— begin Information supplied —
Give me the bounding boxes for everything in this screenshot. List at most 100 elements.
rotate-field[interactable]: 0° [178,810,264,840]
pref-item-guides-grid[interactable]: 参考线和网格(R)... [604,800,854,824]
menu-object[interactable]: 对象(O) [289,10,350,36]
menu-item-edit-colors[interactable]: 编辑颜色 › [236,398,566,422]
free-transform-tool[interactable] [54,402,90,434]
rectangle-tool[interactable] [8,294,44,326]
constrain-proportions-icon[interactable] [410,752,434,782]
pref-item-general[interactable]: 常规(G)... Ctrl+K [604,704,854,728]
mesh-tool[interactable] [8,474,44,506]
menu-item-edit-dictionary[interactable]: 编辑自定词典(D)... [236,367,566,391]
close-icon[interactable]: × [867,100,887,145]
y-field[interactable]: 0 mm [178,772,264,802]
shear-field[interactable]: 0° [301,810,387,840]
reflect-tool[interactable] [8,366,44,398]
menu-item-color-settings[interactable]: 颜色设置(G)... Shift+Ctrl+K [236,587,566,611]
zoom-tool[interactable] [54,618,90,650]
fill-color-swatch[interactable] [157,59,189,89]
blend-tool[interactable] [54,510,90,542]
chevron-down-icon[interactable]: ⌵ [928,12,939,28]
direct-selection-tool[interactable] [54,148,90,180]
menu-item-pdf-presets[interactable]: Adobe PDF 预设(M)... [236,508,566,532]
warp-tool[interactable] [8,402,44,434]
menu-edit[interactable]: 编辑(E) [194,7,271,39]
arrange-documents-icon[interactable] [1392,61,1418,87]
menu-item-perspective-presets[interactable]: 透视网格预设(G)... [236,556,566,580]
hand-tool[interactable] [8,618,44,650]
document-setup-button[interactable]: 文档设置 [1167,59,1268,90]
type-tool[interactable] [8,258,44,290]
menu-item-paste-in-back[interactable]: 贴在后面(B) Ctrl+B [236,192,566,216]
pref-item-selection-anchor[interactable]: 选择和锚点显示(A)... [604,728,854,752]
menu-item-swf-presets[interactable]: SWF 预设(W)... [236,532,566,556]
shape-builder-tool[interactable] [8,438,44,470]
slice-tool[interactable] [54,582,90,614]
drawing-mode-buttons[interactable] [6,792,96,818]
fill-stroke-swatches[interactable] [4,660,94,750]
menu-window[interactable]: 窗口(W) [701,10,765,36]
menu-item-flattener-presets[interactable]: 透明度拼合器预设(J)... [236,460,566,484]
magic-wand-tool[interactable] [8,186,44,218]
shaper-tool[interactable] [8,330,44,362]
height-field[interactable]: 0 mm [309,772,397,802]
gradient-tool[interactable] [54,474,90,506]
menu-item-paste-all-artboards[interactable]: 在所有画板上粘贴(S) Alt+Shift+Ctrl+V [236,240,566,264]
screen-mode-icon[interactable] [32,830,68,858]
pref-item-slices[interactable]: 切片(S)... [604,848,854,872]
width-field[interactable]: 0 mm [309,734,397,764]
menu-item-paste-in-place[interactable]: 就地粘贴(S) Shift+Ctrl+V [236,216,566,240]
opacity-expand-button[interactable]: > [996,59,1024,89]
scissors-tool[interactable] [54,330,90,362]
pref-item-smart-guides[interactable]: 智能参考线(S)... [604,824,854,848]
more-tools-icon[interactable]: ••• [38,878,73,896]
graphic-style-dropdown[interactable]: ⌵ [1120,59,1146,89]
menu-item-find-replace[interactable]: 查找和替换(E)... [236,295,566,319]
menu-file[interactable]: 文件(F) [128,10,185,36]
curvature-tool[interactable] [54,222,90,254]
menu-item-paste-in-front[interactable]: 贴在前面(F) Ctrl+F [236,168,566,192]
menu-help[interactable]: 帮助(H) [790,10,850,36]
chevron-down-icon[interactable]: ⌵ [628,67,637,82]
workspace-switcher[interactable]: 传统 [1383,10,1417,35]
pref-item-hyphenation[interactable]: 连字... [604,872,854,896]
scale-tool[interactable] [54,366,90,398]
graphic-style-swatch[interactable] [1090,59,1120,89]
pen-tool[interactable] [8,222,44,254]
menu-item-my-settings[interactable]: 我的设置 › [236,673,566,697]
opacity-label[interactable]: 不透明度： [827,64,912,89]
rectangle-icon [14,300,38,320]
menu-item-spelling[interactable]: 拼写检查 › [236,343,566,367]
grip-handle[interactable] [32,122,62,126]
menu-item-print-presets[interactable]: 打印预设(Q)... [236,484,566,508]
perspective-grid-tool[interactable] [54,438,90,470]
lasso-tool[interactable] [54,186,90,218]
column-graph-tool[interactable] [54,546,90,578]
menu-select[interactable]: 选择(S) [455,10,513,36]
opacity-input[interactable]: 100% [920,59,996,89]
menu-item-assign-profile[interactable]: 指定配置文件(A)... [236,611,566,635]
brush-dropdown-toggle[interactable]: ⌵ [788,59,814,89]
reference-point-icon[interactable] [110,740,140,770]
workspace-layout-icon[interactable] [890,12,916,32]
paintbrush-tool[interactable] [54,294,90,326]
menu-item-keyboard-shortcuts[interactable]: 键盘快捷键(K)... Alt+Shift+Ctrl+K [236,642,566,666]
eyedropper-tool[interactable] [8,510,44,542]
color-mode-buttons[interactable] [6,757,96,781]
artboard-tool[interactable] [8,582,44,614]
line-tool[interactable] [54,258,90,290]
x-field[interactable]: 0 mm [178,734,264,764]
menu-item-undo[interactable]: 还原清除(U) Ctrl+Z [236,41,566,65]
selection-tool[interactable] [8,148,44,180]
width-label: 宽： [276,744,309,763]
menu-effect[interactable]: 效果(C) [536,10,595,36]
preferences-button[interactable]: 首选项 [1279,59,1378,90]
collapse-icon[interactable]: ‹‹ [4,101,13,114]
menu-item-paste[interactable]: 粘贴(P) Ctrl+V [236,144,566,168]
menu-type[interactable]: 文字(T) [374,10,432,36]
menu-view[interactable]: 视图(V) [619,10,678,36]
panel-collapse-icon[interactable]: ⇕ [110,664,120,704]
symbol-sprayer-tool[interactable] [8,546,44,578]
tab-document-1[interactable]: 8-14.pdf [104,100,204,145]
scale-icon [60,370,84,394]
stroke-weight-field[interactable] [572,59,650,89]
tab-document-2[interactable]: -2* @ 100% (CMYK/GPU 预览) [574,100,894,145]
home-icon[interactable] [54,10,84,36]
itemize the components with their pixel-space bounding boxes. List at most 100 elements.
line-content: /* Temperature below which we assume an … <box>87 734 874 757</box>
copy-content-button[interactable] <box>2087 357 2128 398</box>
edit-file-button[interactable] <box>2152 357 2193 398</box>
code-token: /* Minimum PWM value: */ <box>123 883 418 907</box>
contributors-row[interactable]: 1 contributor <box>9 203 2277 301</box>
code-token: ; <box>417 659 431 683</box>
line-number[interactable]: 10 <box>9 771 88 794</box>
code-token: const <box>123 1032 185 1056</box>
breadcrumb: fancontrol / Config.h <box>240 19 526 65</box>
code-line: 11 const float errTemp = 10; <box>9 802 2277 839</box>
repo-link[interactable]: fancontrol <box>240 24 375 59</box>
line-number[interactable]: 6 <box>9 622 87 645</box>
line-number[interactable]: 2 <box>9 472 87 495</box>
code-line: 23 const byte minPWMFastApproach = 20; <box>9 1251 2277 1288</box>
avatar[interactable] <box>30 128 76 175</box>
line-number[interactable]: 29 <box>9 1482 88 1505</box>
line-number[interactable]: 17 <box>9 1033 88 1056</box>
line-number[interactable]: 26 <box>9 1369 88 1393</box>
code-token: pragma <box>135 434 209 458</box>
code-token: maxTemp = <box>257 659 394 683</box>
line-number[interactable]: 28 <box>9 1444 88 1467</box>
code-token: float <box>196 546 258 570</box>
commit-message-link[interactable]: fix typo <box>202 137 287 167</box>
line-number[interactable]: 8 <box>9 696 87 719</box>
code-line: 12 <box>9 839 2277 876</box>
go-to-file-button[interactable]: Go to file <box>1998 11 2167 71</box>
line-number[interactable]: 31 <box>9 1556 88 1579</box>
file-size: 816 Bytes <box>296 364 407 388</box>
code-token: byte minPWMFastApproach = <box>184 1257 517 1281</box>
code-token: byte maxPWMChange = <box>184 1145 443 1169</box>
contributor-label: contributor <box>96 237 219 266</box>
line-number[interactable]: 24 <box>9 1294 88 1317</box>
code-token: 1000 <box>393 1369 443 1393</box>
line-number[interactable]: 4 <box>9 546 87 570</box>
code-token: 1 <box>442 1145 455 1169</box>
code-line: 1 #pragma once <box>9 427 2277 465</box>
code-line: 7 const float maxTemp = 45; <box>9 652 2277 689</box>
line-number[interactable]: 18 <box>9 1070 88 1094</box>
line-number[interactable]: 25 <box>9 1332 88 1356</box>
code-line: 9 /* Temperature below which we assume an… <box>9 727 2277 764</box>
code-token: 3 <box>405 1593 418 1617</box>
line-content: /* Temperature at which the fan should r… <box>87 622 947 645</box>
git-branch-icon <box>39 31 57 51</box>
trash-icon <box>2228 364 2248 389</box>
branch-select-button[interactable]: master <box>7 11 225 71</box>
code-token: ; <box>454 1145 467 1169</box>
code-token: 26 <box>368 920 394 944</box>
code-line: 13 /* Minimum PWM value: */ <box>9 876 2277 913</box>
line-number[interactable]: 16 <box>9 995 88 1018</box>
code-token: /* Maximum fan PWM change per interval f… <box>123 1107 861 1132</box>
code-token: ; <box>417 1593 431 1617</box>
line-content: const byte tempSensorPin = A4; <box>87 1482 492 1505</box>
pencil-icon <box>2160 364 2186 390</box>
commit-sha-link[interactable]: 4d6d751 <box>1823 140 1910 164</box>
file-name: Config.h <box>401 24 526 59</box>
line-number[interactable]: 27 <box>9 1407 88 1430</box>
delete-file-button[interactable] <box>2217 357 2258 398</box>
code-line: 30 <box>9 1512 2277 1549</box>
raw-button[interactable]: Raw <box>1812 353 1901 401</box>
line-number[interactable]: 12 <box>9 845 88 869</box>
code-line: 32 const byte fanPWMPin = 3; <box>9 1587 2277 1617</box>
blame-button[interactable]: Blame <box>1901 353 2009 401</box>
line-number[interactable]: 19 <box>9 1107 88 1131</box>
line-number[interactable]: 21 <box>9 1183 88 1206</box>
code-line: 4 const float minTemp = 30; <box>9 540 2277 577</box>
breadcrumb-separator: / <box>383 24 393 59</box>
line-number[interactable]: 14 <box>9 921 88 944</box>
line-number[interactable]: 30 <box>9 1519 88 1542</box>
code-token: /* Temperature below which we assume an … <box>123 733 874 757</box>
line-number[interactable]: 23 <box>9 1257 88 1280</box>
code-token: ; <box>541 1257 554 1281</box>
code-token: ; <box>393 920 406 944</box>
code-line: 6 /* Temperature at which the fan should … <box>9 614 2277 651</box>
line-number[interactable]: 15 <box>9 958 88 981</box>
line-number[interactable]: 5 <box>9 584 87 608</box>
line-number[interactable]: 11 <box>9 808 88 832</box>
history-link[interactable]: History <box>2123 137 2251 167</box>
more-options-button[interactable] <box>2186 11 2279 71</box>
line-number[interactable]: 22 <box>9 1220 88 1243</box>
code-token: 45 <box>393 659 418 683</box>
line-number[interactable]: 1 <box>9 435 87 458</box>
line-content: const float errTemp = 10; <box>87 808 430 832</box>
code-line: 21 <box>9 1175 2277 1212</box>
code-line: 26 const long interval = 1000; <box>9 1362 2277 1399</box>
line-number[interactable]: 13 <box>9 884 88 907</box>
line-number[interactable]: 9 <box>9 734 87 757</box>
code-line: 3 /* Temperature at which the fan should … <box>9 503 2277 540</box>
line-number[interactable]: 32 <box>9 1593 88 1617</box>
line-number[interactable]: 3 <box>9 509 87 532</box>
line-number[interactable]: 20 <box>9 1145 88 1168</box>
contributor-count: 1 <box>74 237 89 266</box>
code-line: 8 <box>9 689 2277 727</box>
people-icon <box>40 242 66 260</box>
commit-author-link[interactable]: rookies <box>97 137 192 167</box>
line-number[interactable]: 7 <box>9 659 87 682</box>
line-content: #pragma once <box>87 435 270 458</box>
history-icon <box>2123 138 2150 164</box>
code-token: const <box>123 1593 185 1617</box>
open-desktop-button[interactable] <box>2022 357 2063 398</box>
— end Information supplied —
Exercise task: Return, word for word, the rows of the stored entries from the first one through the line containing "constrain-proportions-icon[interactable] [410,752,434,782]", including both ends.

Final result:
Give me the bounding boxes for everything in this screenshot. List at most 100 elements.
rotate-field[interactable]: 0° [178,810,264,840]
pref-item-guides-grid[interactable]: 参考线和网格(R)... [604,800,854,824]
menu-object[interactable]: 对象(O) [289,10,350,36]
menu-item-edit-colors[interactable]: 编辑颜色 › [236,398,566,422]
free-transform-tool[interactable] [54,402,90,434]
rectangle-tool[interactable] [8,294,44,326]
constrain-proportions-icon[interactable] [410,752,434,782]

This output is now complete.